- YOUR OBJECTIVE: Copy every line of the data in which the word "direction" occurs.
────
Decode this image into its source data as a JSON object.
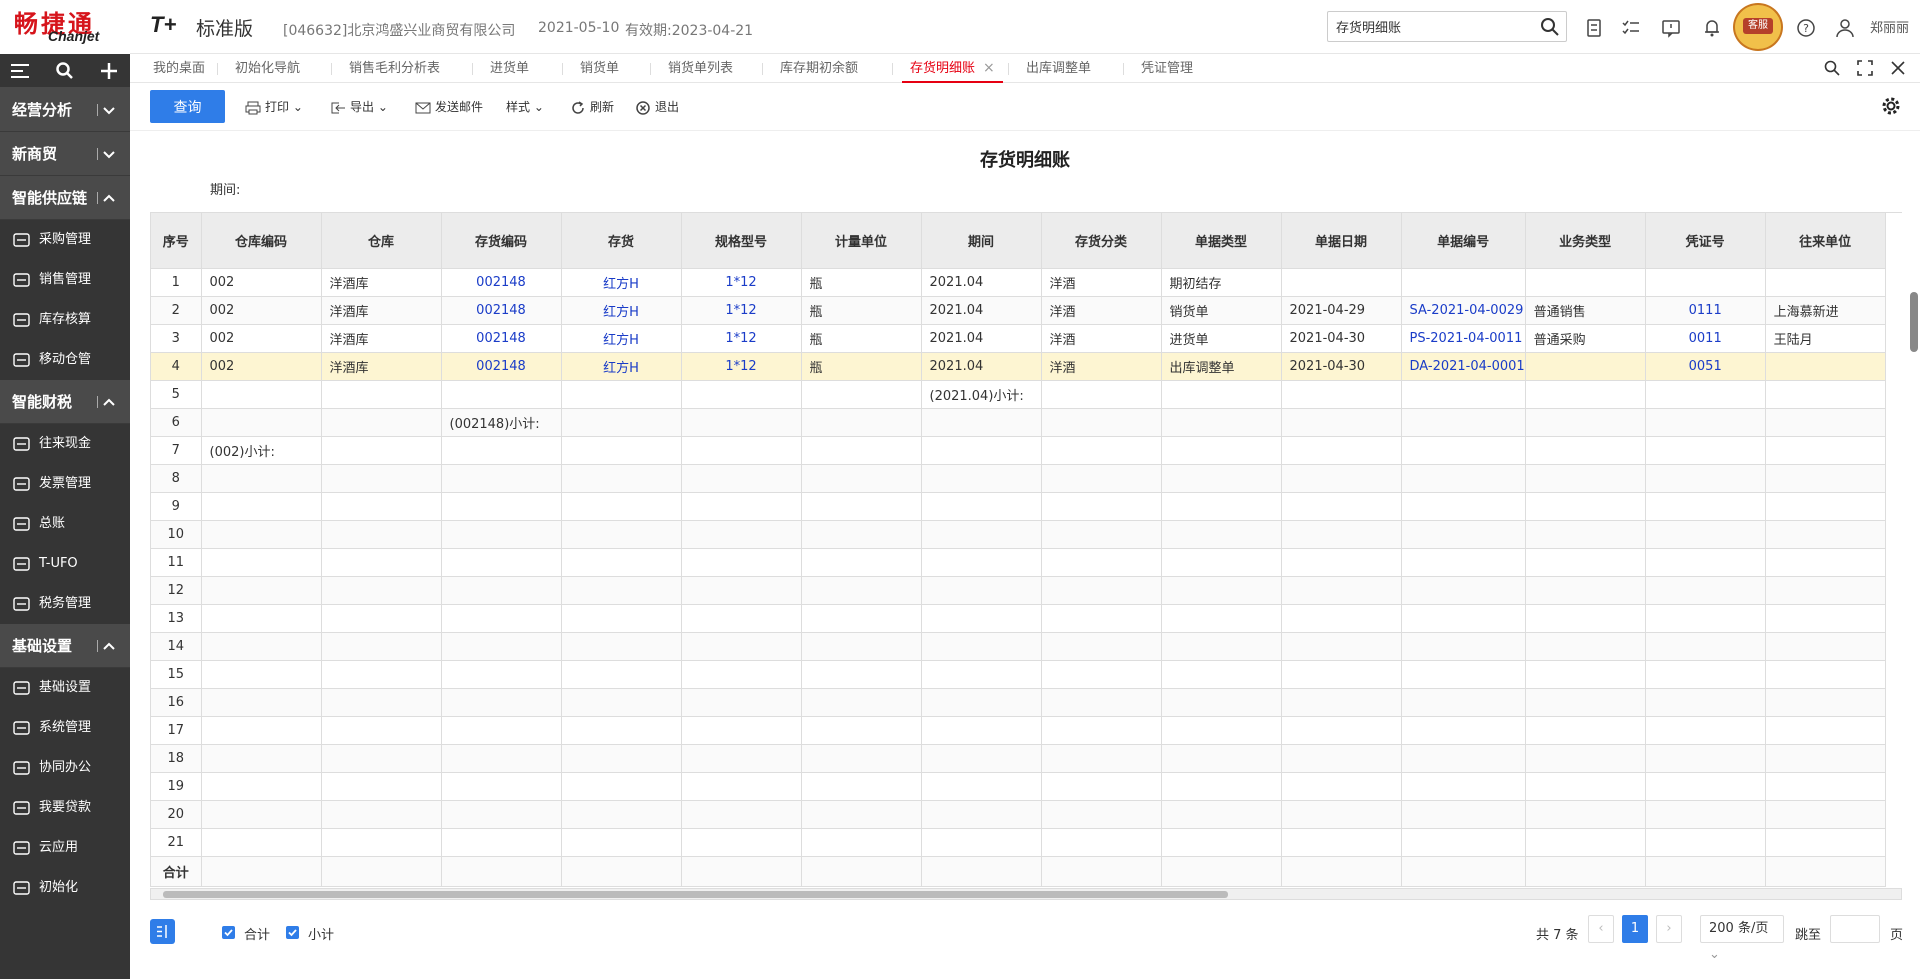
{
  "header": {
    "logo_cn": "畅捷通",
    "logo_en": "Chanjet",
    "brand": "T+",
    "edition": "标准版",
    "company": "[046632]北京鸿盛兴业商贸有限公司",
    "login_date": "2021-05-10",
    "valid": "有效期:2023-04-21",
    "search_value": "存货明细账",
    "user": "郑丽丽",
    "badge": "客服"
  },
  "sidebar": {
    "sections": [
      {
        "label": "经营分析",
        "items": []
      },
      {
        "label": "新商贸",
        "items": []
      },
      {
        "label": "智能供应链",
        "items": [
          "采购管理",
          "销售管理",
          "库存核算",
          "移动仓管"
        ]
      },
      {
        "label": "智能财税",
        "items": [
          "往来现金",
          "发票管理",
          "总账",
          "T-UFO",
          "税务管理"
        ]
      },
      {
        "label": "基础设置",
        "items": [
          "基础设置",
          "系统管理",
          "协同办公",
          "我要贷款",
          "云应用",
          "初始化"
        ]
      }
    ]
  },
  "tabs": [
    "我的桌面",
    "初始化导航",
    "销售毛利分析表",
    "进货单",
    "销货单",
    "销货单列表",
    "库存期初余额",
    "存货明细账",
    "出库调整单",
    "凭证管理"
  ],
  "active_tab": "存货明细账",
  "toolbar": {
    "query": "查询",
    "print": "打印",
    "export": "导出",
    "email": "发送邮件",
    "style": "样式",
    "refresh": "刷新",
    "exit": "退出"
  },
  "report": {
    "title": "存货明细账",
    "period_label": "期间:"
  },
  "table": {
    "columns": [
      "序号",
      "仓库编码",
      "仓库",
      "存货编码",
      "存货",
      "规格型号",
      "计量单位",
      "期间",
      "存货分类",
      "单据类型",
      "单据日期",
      "单据编号",
      "业务类型",
      "凭证号",
      "往来单位"
    ],
    "rows": [
      [
        "1",
        "002",
        "洋酒库",
        "002148",
        "红方H",
        "1*12",
        "瓶",
        "2021.04",
        "洋酒",
        "期初结存",
        "",
        "",
        "",
        "",
        ""
      ],
      [
        "2",
        "002",
        "洋酒库",
        "002148",
        "红方H",
        "1*12",
        "瓶",
        "2021.04",
        "洋酒",
        "销货单",
        "2021-04-29",
        "SA-2021-04-0029",
        "普通销售",
        "0111",
        "上海慕新进"
      ],
      [
        "3",
        "002",
        "洋酒库",
        "002148",
        "红方H",
        "1*12",
        "瓶",
        "2021.04",
        "洋酒",
        "进货单",
        "2021-04-30",
        "PS-2021-04-0011",
        "普通采购",
        "0011",
        "王陆月"
      ],
      [
        "4",
        "002",
        "洋酒库",
        "002148",
        "红方H",
        "1*12",
        "瓶",
        "2021.04",
        "洋酒",
        "出库调整单",
        "2021-04-30",
        "DA-2021-04-0001",
        "",
        "0051",
        ""
      ],
      [
        "5",
        "",
        "",
        "",
        "",
        "",
        "",
        "(2021.04)小计:",
        "",
        "",
        "",
        "",
        "",
        "",
        ""
      ],
      [
        "6",
        "",
        "",
        "(002148)小计:",
        "",
        "",
        "",
        "",
        "",
        "",
        "",
        "",
        "",
        "",
        ""
      ],
      [
        "7",
        "(002)小计:",
        "",
        "",
        "",
        "",
        "",
        "",
        "",
        "",
        "",
        "",
        "",
        "",
        ""
      ],
      [
        "8"
      ],
      [
        "9"
      ],
      [
        "10"
      ],
      [
        "11"
      ],
      [
        "12"
      ],
      [
        "13"
      ],
      [
        "14"
      ],
      [
        "15"
      ],
      [
        "16"
      ],
      [
        "17"
      ],
      [
        "18"
      ],
      [
        "19"
      ],
      [
        "20"
      ],
      [
        "21"
      ]
    ],
    "total_label": "合计"
  },
  "footer": {
    "cb_total": "合计",
    "cb_subtotal": "小计",
    "count": "共 7 条",
    "current_page": "1",
    "page_size": "200 条/页",
    "jump": "跳至",
    "page": "页"
  }
}
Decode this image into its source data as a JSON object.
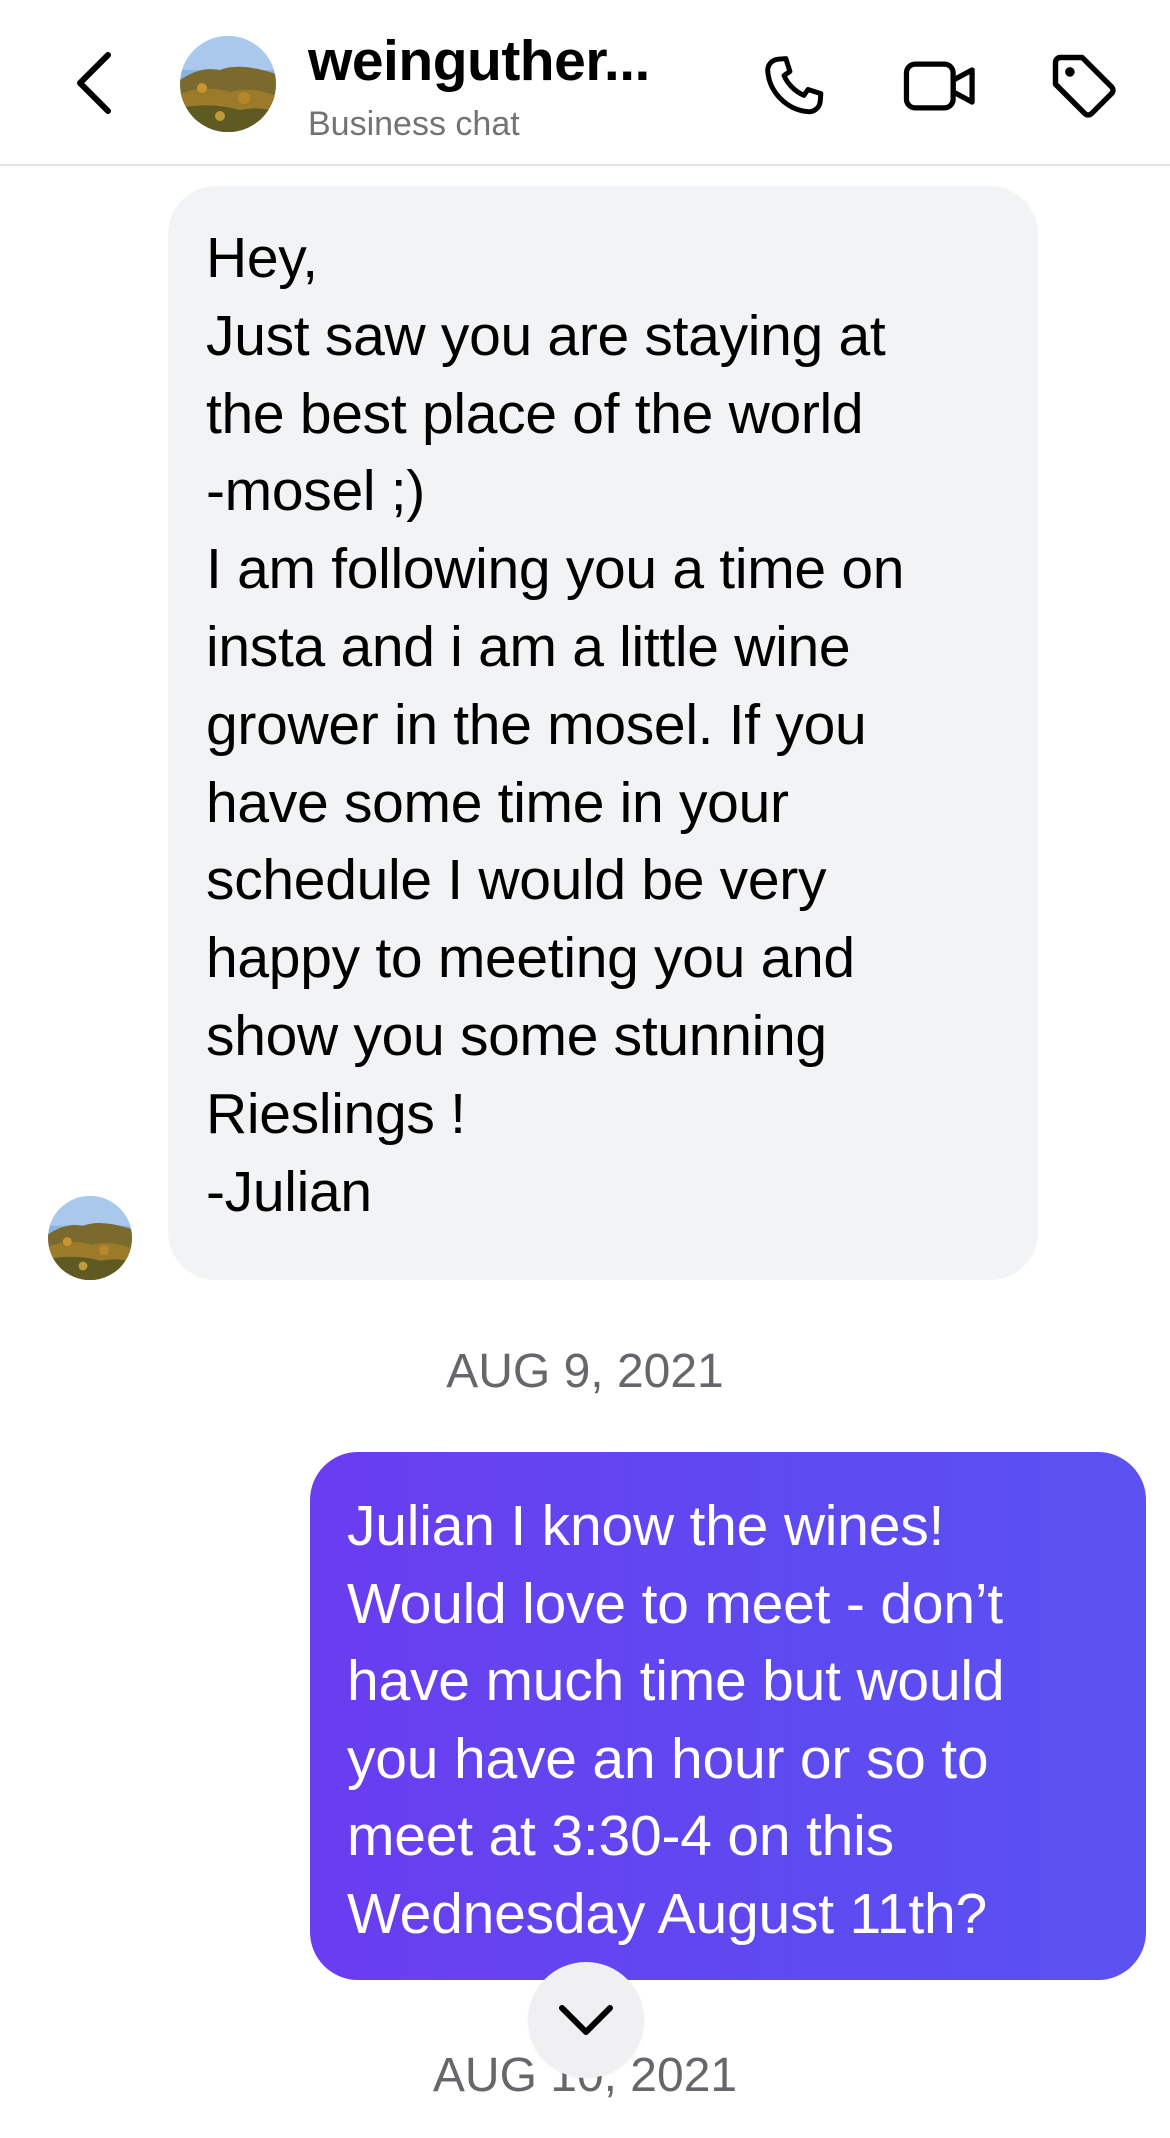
{
  "header": {
    "title": "weinguther...",
    "subtitle": "Business chat",
    "icons": [
      "chevron-left-icon",
      "phone-icon",
      "video-camera-icon",
      "tag-icon"
    ]
  },
  "messages": [
    {
      "direction": "incoming",
      "text": "Hey,\nJust saw you are staying at\nthe best place of the world\n-mosel ;)\nI am following you a time on\ninsta and i am a little wine\ngrower in the mosel. If you\nhave some time in your\nschedule I would be very\nhappy to meeting you and\nshow you some stunning\nRieslings !\n-Julian"
    },
    {
      "direction": "outgoing",
      "text": "Julian I know the wines!\nWould love to meet - don’t\nhave much time but would\nyou have an hour or so to\nmeet at 3:30-4 on this\nWednesday August 11th?"
    }
  ],
  "timestamps": [
    "AUG 9, 2021",
    "AUG 10, 2021"
  ],
  "colors": {
    "incoming_bubble": "#f2f3f5",
    "outgoing_bubble": "#5e4af1",
    "timestamp": "#65676b",
    "subtitle": "#737373"
  }
}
────
- EXERCISE ANSWER:
      "direction": "incoming",
      "direction": "outgoing",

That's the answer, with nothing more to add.